Exercise -
Locate the string "title" in the records below. Copy every line where it occurs.

----

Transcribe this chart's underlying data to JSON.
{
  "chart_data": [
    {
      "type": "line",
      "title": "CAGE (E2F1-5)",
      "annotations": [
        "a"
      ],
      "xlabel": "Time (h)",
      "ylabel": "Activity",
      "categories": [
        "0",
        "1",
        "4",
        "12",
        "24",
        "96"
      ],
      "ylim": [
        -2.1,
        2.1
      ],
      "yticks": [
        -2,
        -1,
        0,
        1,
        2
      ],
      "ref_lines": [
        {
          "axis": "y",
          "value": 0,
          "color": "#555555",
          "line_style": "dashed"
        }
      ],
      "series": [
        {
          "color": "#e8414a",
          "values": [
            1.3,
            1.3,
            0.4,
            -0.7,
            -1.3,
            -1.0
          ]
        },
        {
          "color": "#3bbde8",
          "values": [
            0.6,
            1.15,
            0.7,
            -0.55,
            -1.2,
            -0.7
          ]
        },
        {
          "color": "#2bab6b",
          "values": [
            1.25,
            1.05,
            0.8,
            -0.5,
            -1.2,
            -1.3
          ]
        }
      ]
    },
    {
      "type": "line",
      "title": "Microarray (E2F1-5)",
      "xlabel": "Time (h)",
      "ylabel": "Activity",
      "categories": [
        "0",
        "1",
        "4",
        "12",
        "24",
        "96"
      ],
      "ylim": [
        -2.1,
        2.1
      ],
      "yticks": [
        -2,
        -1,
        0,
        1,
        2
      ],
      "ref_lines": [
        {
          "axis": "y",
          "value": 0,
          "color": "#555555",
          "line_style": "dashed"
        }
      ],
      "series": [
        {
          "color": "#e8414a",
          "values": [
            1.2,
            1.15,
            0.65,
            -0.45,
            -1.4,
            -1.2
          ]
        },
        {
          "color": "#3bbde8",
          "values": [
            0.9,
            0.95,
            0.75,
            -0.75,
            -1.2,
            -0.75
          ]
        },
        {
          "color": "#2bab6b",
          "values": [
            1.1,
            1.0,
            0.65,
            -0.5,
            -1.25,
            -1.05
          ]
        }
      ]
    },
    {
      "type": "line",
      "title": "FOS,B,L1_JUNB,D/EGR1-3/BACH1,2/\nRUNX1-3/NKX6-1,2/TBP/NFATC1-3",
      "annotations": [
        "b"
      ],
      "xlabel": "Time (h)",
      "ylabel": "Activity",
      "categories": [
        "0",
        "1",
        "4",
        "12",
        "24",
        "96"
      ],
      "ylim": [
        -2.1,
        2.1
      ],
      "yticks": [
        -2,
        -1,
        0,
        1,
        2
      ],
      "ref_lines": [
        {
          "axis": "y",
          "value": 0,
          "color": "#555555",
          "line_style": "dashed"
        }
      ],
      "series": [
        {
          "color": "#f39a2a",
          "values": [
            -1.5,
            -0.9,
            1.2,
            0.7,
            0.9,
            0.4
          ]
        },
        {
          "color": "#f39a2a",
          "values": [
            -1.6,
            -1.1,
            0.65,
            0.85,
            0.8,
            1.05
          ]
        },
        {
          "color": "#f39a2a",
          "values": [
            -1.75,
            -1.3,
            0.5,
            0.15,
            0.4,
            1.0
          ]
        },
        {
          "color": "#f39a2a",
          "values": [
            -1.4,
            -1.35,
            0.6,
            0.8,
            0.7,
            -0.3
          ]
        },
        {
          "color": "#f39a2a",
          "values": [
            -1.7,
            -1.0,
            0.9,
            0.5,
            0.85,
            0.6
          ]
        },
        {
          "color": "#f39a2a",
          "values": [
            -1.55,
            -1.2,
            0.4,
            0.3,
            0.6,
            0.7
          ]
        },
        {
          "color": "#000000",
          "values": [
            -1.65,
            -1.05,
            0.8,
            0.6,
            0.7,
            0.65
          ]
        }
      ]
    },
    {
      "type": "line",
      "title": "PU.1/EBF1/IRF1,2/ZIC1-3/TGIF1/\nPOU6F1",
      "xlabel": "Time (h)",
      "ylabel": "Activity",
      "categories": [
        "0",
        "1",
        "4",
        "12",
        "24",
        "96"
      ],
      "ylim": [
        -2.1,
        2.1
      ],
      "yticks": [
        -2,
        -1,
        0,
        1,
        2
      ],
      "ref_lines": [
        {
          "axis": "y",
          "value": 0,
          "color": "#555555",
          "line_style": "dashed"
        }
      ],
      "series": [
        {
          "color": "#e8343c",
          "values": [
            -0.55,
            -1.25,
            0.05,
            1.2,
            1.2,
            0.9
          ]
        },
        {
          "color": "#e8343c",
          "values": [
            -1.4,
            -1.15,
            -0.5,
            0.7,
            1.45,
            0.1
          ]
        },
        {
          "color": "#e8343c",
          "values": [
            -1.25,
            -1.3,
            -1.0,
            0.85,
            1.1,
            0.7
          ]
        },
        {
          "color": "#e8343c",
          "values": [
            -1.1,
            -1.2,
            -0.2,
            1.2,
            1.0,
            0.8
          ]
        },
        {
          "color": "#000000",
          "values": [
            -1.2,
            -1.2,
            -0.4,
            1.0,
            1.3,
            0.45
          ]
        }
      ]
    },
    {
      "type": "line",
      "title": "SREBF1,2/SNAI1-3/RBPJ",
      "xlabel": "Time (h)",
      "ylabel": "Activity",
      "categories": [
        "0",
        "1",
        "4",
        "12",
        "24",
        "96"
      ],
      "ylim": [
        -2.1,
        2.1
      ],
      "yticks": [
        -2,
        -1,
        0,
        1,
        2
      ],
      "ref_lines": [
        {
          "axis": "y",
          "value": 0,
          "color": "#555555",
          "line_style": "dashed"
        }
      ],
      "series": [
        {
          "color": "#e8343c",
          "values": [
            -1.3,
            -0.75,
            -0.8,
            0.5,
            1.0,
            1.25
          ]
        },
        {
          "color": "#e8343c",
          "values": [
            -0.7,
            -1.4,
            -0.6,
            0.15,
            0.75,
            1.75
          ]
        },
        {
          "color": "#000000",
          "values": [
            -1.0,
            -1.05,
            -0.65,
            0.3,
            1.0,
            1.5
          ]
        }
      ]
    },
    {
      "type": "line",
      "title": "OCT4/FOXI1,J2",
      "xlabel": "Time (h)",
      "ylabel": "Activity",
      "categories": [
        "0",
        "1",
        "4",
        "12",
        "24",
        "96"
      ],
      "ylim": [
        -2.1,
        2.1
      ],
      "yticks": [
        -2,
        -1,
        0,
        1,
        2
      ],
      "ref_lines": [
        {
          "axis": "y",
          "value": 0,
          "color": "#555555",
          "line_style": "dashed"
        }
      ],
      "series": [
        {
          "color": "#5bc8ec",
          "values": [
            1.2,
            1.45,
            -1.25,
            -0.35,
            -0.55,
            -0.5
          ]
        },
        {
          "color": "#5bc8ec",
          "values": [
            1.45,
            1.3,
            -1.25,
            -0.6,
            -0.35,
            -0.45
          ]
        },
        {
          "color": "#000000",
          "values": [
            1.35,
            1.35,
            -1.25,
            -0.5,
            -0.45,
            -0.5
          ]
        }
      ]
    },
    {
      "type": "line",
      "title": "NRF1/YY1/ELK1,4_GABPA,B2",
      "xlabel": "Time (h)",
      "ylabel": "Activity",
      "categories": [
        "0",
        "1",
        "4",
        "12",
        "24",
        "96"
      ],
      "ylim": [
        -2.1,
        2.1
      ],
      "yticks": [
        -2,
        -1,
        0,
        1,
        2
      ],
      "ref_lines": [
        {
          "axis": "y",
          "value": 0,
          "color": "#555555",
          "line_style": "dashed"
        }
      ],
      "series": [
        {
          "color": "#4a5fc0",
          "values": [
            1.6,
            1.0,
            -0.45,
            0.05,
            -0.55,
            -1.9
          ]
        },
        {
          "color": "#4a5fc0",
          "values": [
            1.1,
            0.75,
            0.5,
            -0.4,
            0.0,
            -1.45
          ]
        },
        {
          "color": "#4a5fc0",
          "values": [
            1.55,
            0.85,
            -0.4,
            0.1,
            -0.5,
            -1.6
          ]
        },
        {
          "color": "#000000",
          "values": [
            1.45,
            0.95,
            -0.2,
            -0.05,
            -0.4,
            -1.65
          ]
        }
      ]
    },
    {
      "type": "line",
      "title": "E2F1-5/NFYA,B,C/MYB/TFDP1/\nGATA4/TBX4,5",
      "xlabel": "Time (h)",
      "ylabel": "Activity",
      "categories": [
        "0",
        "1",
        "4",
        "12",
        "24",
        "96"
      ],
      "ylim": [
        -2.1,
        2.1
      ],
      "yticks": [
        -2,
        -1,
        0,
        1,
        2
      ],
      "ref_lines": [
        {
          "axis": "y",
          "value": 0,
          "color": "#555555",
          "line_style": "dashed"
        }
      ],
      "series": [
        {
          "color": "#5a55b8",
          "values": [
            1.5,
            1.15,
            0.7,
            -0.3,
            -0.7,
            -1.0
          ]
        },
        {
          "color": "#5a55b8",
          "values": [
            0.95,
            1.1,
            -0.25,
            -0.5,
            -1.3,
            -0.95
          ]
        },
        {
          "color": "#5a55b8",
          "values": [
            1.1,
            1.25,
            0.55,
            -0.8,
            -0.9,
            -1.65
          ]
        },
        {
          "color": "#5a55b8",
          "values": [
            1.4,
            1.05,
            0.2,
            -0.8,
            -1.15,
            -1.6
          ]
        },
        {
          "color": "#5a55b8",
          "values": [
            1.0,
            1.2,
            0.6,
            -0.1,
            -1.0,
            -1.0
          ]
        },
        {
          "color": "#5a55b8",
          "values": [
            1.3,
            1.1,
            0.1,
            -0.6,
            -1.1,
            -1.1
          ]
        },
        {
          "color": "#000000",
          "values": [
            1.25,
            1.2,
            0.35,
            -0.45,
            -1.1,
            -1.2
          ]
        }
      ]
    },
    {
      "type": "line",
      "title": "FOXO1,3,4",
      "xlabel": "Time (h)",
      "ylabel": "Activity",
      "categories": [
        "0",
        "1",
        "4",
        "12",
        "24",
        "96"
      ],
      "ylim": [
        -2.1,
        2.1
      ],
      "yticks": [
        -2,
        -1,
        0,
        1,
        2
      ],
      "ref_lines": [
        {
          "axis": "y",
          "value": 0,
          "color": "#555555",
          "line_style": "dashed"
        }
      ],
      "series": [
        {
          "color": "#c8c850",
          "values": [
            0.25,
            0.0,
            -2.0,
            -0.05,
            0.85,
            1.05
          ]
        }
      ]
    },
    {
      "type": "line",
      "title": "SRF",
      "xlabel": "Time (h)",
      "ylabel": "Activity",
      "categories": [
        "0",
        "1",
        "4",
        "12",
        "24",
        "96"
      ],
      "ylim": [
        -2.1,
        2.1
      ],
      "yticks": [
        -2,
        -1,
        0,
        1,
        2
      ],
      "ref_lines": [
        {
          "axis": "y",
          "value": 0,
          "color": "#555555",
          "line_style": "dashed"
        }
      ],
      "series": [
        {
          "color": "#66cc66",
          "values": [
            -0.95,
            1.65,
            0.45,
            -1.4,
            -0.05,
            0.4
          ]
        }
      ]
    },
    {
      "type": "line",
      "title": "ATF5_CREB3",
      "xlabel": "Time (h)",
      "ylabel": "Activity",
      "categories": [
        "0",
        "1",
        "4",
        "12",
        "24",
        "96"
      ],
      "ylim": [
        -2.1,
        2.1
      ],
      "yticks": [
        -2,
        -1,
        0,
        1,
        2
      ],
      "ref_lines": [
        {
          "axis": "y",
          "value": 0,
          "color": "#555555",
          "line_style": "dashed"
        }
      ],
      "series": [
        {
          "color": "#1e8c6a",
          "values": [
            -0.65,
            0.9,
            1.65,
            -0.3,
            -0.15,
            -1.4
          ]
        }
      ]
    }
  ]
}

----

Exercise solution -
      "title": "CAGE (E2F1-5)",
      "title": "Microarray (E2F1-5)",
      "title": "FOS,B,L1_JUNB,D/EGR1-3/BACH1,2/\nRUNX1-3/NKX6-1,2/TBP/NFATC1-3",
      "title": "PU.1/EBF1/IRF1,2/ZIC1-3/TGIF1/\nPOU6F1",
      "title": "SREBF1,2/SNAI1-3/RBPJ",
      "title": "OCT4/FOXI1,J2",
      "title": "NRF1/YY1/ELK1,4_GABPA,B2",
      "title": "E2F1-5/NFYA,B,C/MYB/TFDP1/\nGATA4/TBX4,5",
      "title": "FOXO1,3,4",
      "title": "SRF",
      "title": "ATF5_CREB3",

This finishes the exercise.